──────── DATA ROWS ────────

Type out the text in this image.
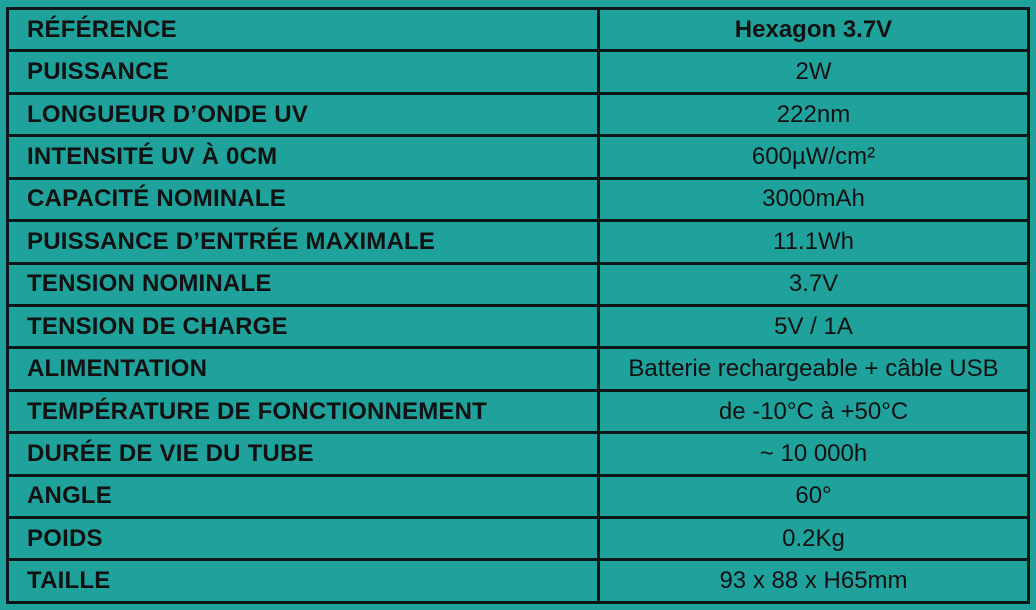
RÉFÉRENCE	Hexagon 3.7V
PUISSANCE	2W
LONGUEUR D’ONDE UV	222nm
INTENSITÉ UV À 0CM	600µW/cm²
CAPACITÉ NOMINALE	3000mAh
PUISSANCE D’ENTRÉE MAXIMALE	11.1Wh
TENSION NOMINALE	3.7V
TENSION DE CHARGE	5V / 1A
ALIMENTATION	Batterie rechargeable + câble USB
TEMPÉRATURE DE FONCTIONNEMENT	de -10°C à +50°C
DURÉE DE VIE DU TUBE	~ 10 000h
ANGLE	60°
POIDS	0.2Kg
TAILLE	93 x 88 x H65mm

────────

→ TASK REQUIREMENTS
Repeat each record exactly, with the pictures left out.

→ THE SOLUTION
Type out the text in this image.
RÉFÉRENCE	Hexagon 3.7V
PUISSANCE	2W
LONGUEUR D’ONDE UV	222nm
INTENSITÉ UV À 0CM	600µW/cm²
CAPACITÉ NOMINALE	3000mAh
PUISSANCE D’ENTRÉE MAXIMALE	11.1Wh
TENSION NOMINALE	3.7V
TENSION DE CHARGE	5V / 1A
ALIMENTATION	Batterie rechargeable + câble USB
TEMPÉRATURE DE FONCTIONNEMENT	de -10°C à +50°C
DURÉE DE VIE DU TUBE	~ 10 000h
ANGLE	60°
POIDS	0.2Kg
TAILLE	93 x 88 x H65mm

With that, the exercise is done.